→ STATED TASK: Print the listing that follows, character for character.

→ DATASET CONTENT:
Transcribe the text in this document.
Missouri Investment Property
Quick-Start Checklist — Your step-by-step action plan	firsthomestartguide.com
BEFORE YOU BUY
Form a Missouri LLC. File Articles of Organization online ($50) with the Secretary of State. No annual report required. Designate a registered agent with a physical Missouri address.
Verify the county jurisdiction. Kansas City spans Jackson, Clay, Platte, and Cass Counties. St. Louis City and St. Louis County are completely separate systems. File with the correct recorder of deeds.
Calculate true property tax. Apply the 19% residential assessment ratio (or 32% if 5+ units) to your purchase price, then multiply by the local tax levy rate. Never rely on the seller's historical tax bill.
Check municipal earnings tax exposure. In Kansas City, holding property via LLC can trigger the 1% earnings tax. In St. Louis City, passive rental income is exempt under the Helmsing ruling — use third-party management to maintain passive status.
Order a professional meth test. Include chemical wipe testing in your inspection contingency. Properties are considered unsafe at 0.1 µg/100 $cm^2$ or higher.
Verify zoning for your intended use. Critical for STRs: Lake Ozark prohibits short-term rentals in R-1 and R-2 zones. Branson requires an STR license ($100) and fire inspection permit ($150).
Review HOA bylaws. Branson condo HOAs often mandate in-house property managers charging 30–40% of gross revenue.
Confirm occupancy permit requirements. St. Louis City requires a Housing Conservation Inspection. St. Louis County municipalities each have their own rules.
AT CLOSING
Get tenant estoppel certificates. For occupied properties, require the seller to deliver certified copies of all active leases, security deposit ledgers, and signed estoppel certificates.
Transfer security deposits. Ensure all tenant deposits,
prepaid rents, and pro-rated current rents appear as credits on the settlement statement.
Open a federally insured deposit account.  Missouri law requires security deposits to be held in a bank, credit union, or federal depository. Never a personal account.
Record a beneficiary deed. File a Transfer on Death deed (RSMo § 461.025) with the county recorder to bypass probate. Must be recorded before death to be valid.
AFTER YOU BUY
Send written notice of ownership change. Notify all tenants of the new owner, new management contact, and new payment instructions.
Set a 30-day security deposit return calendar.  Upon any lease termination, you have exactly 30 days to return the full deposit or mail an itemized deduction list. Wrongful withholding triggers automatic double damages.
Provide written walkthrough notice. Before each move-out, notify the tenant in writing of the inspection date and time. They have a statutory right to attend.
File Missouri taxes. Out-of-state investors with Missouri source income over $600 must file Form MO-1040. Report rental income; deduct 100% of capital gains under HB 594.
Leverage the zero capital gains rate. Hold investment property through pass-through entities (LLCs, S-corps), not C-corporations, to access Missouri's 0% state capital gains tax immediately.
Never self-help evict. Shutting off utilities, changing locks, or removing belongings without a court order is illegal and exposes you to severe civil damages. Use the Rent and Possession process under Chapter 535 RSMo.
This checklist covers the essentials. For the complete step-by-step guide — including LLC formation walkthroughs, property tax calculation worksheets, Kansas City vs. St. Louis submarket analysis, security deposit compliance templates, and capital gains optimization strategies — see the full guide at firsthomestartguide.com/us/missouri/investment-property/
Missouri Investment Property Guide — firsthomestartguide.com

→ FULL RESPONSE:
Transcribe the text in this document.
Missouri Investment Property
Quick-Start Checklist — Your step-by-step action plan	firsthomestartguide.com
BEFORE YOU BUY
Form a Missouri LLC. File Articles of Organization online ($50) with the Secretary of State. No annual report required. Designate a registered agent with a physical Missouri address.
Verify the county jurisdiction. Kansas City spans Jackson, Clay, Platte, and Cass Counties. St. Louis City and St. Louis County are completely separate systems. File with the correct recorder of deeds.
Calculate true property tax. Apply the 19% residential assessment ratio (or 32% if 5+ units) to your purchase price, then multiply by the local tax levy rate. Never rely on the seller's historical tax bill.
Check municipal earnings tax exposure. In Kansas City, holding property via LLC can trigger the 1% earnings tax. In St. Louis City, passive rental income is exempt under the Helmsing ruling — use third-party management to maintain passive status.
Order a professional meth test. Include chemical wipe testing in your inspection contingency. Properties are considered unsafe at 0.1 µg/100 $cm^2$ or higher.
Verify zoning for your intended use. Critical for STRs: Lake Ozark prohibits short-term rentals in R-1 and R-2 zones. Branson requires an STR license ($100) and fire inspection permit ($150).
Review HOA bylaws. Branson condo HOAs often mandate in-house property managers charging 30–40% of gross revenue.
Confirm occupancy permit requirements. St. Louis City requires a Housing Conservation Inspection. St. Louis County municipalities each have their own rules.
AT CLOSING
Get tenant estoppel certificates. For occupied properties, require the seller to deliver certified copies of all active leases, security deposit ledgers, and signed estoppel certificates.
Transfer security deposits. Ensure all tenant deposits,
prepaid rents, and pro-rated current rents appear as credits on the settlement statement.
Open a federally insured deposit account.  Missouri law requires security deposits to be held in a bank, credit union, or federal depository. Never a personal account.
Record a beneficiary deed. File a Transfer on Death deed (RSMo § 461.025) with the county recorder to bypass probate. Must be recorded before death to be valid.
AFTER YOU BUY
Send written notice of ownership change. Notify all tenants of the new owner, new management contact, and new payment instructions.
Set a 30-day security deposit return calendar.  Upon any lease termination, you have exactly 30 days to return the full deposit or mail an itemized deduction list. Wrongful withholding triggers automatic double damages.
Provide written walkthrough notice. Before each move-out, notify the tenant in writing of the inspection date and time. They have a statutory right to attend.
File Missouri taxes. Out-of-state investors with Missouri source income over $600 must file Form MO-1040. Report rental income; deduct 100% of capital gains under HB 594.
Leverage the zero capital gains rate. Hold investment property through pass-through entities (LLCs, S-corps), not C-corporations, to access Missouri's 0% state capital gains tax immediately.
Never self-help evict. Shutting off utilities, changing locks, or removing belongings without a court order is illegal and exposes you to severe civil damages. Use the Rent and Possession process under Chapter 535 RSMo.
This checklist covers the essentials. For the complete step-by-step guide — including LLC formation walkthroughs, property tax calculation worksheets, Kansas City vs. St. Louis submarket analysis, security deposit compliance templates, and capital gains optimization strategies — see the full guide at firsthomestartguide.com/us/missouri/investment-property/
Missouri Investment Property Guide — firsthomestartguide.com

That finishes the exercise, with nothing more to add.